* Begin Working data *
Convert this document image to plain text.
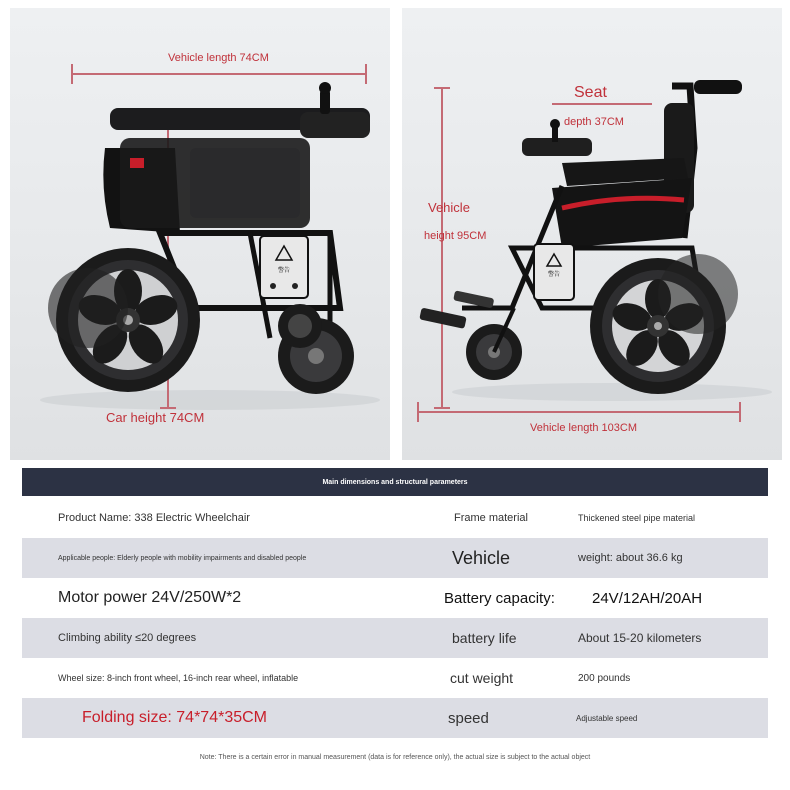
警告
Vehicle length 74CM
Car height 74CM
警告
Seat
depth 37CM
Vehicle
height 95CM
Vehicle length 103CM
Main dimensions and structural parameters
Product Name: 338 Electric Wheelchair	Frame material	Thickened steel pipe material
Applicable people: Elderly people with mobility impairments and disabled people	Vehicle	weight: about 36.6 kg
Motor power 24V/250W*2	Battery capacity: 24V/12AH/20AH
Climbing ability ≤20 degrees	battery life	About 15-20 kilometers
Wheel size: 8-inch front wheel, 16-inch rear wheel, inflatable	cut weight	200 pounds
Folding size: 74*74*35CM	speed	Adjustable speed
Note: There is a certain error in manual measurement (data is for reference only), the actual size is subject to the actual object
* End Working data *
The data should be printed again unchanged; leave its pictures out.

Convert this document image to plain text.
警告
Vehicle length 74CM
Car height 74CM
警告
Seat
depth 37CM
Vehicle
height 95CM
Vehicle length 103CM
Main dimensions and structural parameters
Product Name: 338 Electric Wheelchair	Frame material	Thickened steel pipe material
Applicable people: Elderly people with mobility impairments and disabled people	Vehicle	weight: about 36.6 kg
Motor power 24V/250W*2	Battery capacity: 24V/12AH/20AH
Climbing ability ≤20 degrees	battery life	About 15-20 kilometers
Wheel size: 8-inch front wheel, 16-inch rear wheel, inflatable	cut weight	200 pounds
Folding size: 74*74*35CM	speed	Adjustable speed
Note: There is a certain error in manual measurement (data is for reference only), the actual size is subject to the actual object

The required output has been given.